● **WRITTEN INSTRUCTION**
Beginning at the line containing "Extract all readable text from this page.", output every line to the end of the data below exactly as it appears.

● **GIVEN INFORMATION**
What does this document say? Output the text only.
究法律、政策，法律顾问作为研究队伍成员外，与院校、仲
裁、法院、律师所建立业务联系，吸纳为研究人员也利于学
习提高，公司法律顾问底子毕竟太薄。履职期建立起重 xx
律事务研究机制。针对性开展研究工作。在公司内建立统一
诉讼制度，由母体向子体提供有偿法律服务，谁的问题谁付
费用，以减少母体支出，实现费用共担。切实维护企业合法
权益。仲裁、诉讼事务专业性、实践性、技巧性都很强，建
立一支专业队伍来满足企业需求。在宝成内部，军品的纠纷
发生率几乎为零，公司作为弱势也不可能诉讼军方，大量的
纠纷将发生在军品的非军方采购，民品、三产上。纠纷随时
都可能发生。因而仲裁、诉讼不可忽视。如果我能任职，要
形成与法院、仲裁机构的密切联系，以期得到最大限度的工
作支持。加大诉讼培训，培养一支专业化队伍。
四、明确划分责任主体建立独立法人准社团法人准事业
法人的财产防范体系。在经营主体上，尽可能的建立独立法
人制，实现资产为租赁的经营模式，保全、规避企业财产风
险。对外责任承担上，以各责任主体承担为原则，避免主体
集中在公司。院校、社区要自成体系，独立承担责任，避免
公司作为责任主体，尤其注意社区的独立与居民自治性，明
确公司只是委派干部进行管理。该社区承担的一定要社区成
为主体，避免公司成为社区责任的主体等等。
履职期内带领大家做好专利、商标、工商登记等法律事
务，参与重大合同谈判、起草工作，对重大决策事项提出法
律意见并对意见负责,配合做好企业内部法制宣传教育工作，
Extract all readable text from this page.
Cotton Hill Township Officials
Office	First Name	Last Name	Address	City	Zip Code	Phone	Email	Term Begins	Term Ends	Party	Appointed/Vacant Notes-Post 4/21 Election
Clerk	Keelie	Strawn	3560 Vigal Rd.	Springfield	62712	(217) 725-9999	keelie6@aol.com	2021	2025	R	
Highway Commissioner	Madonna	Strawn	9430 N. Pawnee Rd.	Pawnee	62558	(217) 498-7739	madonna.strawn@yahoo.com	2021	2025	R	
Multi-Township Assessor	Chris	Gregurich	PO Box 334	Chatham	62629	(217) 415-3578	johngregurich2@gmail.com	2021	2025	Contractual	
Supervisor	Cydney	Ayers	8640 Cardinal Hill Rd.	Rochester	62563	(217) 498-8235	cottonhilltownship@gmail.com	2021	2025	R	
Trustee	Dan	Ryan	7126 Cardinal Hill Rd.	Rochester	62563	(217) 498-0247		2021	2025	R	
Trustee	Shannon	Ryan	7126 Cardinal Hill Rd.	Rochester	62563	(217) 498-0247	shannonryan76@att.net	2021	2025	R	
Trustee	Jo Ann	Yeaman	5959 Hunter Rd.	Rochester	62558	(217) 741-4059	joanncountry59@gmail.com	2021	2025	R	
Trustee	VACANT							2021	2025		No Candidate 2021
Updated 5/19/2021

● **REPLY TO THE TASK**
Extract all readable text from this page.
Cotton Hill Township Officials
Office	First Name	Last Name	Address	City	Zip Code	Phone	Email	Term Begins	Term Ends	Party	Appointed/Vacant Notes-Post 4/21 Election
Clerk	Keelie	Strawn	3560 Vigal Rd.	Springfield	62712	(217) 725-9999	keelie6@aol.com	2021	2025	R	
Highway Commissioner	Madonna	Strawn	9430 N. Pawnee Rd.	Pawnee	62558	(217) 498-7739	madonna.strawn@yahoo.com	2021	2025	R	
Multi-Township Assessor	Chris	Gregurich	PO Box 334	Chatham	62629	(217) 415-3578	johngregurich2@gmail.com	2021	2025	Contractual	
Supervisor	Cydney	Ayers	8640 Cardinal Hill Rd.	Rochester	62563	(217) 498-8235	cottonhilltownship@gmail.com	2021	2025	R	
Trustee	Dan	Ryan	7126 Cardinal Hill Rd.	Rochester	62563	(217) 498-0247		2021	2025	R	
Trustee	Shannon	Ryan	7126 Cardinal Hill Rd.	Rochester	62563	(217) 498-0247	shannonryan76@att.net	2021	2025	R	
Trustee	Jo Ann	Yeaman	5959 Hunter Rd.	Rochester	62558	(217) 741-4059	joanncountry59@gmail.com	2021	2025	R	
Trustee	VACANT							2021	2025		No Candidate 2021
Updated 5/19/2021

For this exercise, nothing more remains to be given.